WHAT IS ASKED: Copy all the material that follows, keeping every character the same.

WORKING DATA:
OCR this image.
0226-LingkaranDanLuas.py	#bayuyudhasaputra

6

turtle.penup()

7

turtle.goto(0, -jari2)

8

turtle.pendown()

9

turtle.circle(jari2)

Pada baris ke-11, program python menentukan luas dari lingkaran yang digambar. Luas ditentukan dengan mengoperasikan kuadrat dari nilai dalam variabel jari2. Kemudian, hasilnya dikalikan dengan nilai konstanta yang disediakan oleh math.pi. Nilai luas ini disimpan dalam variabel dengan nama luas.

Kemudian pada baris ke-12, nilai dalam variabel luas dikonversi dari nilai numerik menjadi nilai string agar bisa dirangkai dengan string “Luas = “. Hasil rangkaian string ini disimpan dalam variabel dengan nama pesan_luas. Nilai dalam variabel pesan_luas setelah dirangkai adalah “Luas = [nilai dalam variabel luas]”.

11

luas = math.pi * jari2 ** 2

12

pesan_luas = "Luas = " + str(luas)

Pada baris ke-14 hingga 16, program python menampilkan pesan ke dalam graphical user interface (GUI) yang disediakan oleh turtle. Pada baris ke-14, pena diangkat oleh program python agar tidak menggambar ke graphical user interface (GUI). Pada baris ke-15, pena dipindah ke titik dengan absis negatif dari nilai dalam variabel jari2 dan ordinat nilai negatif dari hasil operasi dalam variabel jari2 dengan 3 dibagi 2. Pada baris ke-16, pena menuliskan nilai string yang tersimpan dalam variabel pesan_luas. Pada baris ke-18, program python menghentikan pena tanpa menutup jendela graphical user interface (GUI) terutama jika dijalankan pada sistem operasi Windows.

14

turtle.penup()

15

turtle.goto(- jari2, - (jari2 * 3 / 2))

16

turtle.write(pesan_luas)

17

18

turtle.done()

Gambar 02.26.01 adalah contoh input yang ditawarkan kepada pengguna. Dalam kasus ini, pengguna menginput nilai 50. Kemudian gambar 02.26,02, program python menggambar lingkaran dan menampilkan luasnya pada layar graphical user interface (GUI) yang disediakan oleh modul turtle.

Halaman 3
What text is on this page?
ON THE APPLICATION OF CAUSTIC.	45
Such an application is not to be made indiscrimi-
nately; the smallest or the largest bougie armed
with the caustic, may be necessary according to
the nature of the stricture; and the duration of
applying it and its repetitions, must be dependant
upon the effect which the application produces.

PROBLEM SOLUTION:
OCR this image.
0226-LingkaranDanLuas.py	#bayuyudhasaputra

6

turtle.penup()

7

turtle.goto(0, -jari2)

8

turtle.pendown()

9

turtle.circle(jari2)

Pada baris ke-11, program python menentukan luas dari lingkaran yang digambar. Luas ditentukan dengan mengoperasikan kuadrat dari nilai dalam variabel jari2. Kemudian, hasilnya dikalikan dengan nilai konstanta yang disediakan oleh math.pi. Nilai luas ini disimpan dalam variabel dengan nama luas.

Kemudian pada baris ke-12, nilai dalam variabel luas dikonversi dari nilai numerik menjadi nilai string agar bisa dirangkai dengan string “Luas = “. Hasil rangkaian string ini disimpan dalam variabel dengan nama pesan_luas. Nilai dalam variabel pesan_luas setelah dirangkai adalah “Luas = [nilai dalam variabel luas]”.

11

luas = math.pi * jari2 ** 2

12

pesan_luas = "Luas = " + str(luas)

Pada baris ke-14 hingga 16, program python menampilkan pesan ke dalam graphical user interface (GUI) yang disediakan oleh turtle. Pada baris ke-14, pena diangkat oleh program python agar tidak menggambar ke graphical user interface (GUI). Pada baris ke-15, pena dipindah ke titik dengan absis negatif dari nilai dalam variabel jari2 dan ordinat nilai negatif dari hasil operasi dalam variabel jari2 dengan 3 dibagi 2. Pada baris ke-16, pena menuliskan nilai string yang tersimpan dalam variabel pesan_luas. Pada baris ke-18, program python menghentikan pena tanpa menutup jendela graphical user interface (GUI) terutama jika dijalankan pada sistem operasi Windows.

14

turtle.penup()

15

turtle.goto(- jari2, - (jari2 * 3 / 2))

16

turtle.write(pesan_luas)

17

18

turtle.done()

Gambar 02.26.01 adalah contoh input yang ditawarkan kepada pengguna. Dalam kasus ini, pengguna menginput nilai 50. Kemudian gambar 02.26,02, program python menggambar lingkaran dan menampilkan luasnya pada layar graphical user interface (GUI) yang disediakan oleh modul turtle.

Halaman 3
What text is on this page?
ON THE APPLICATION OF CAUSTIC.	45
Such an application is not to be made indiscrimi-
nately; the smallest or the largest bougie armed
with the caustic, may be necessary according to
the nature of the stricture; and the duration of
applying it and its repetitions, must be dependant
upon the effect which the application produces.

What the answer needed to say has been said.